* _PROBLEM STATEMENT_:
Say how many lines of the listing below contain "border", giving the number and nothing else.

— begin —

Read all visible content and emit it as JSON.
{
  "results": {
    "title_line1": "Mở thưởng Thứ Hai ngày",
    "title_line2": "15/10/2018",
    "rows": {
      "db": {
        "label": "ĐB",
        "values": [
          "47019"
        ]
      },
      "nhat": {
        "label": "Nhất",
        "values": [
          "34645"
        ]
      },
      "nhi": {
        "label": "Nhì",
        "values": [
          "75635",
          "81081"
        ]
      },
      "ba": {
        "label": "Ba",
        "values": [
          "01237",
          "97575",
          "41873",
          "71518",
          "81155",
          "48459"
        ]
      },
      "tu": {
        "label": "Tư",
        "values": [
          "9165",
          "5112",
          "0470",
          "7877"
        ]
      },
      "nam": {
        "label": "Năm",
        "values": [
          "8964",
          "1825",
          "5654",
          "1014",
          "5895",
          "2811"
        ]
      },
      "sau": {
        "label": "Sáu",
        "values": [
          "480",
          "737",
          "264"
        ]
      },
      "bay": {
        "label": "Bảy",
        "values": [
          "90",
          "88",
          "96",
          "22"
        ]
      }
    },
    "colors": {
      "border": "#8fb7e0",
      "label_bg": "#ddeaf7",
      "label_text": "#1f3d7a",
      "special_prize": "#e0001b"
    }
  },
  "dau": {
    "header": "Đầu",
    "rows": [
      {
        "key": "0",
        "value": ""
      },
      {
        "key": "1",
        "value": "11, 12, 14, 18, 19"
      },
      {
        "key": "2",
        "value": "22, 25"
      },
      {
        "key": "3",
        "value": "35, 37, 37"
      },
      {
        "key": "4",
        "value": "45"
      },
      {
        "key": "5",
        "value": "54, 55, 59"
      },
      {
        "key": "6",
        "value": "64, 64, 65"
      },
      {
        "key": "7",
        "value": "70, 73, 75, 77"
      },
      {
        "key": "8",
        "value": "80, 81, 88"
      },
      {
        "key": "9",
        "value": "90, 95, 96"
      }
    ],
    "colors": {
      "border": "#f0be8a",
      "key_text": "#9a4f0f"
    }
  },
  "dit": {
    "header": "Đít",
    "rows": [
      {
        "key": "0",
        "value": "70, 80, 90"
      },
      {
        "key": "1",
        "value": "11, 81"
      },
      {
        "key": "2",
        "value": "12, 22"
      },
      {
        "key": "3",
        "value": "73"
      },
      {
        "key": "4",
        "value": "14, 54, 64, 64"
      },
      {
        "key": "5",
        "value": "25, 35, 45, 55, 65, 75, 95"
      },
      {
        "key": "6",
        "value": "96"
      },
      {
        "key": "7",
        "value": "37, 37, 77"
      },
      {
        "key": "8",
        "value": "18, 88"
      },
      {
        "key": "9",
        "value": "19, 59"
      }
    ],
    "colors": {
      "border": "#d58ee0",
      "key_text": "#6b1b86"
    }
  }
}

— end —

* _SOLUTION TO THE PROBLEM_:
3